Exercise requirements
Your task is to transcribe all the entries exactly, excluding pictures.
►
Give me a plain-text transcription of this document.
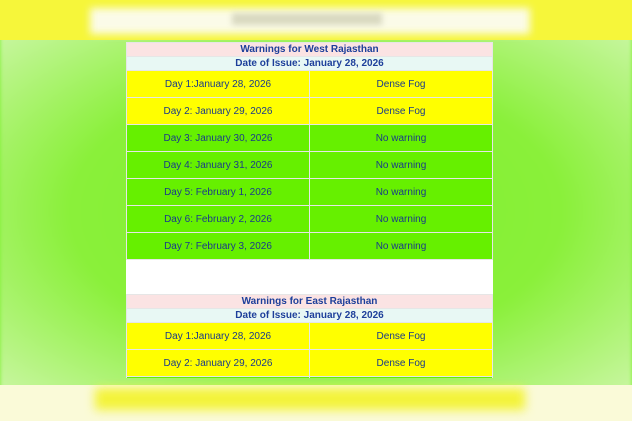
Warnings for West Rajasthan	
Date of Issue: January 28, 2026	
Day 1:January 28, 2026	Dense Fog
Day 2: January 29, 2026	Dense Fog
Day 3: January 30, 2026	No warning
Day 4: January 31, 2026	No warning
Day 5: February 1, 2026	No warning
Day 6: February 2, 2026	No warning
Day 7: February 3, 2026	No warning
Warnings for East Rajasthan	
Date of Issue: January 28, 2026	
Day 1:January 28, 2026	Dense Fog
Day 2: January 29, 2026	Dense Fog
◄
Correct result
Give me a plain-text transcription of this document.
Warnings for West Rajasthan	
Date of Issue: January 28, 2026	
Day 1:January 28, 2026	Dense Fog
Day 2: January 29, 2026	Dense Fog
Day 3: January 30, 2026	No warning
Day 4: January 31, 2026	No warning
Day 5: February 1, 2026	No warning
Day 6: February 2, 2026	No warning
Day 7: February 3, 2026	No warning
Warnings for East Rajasthan	
Date of Issue: January 28, 2026	
Day 1:January 28, 2026	Dense Fog
Day 2: January 29, 2026	Dense Fog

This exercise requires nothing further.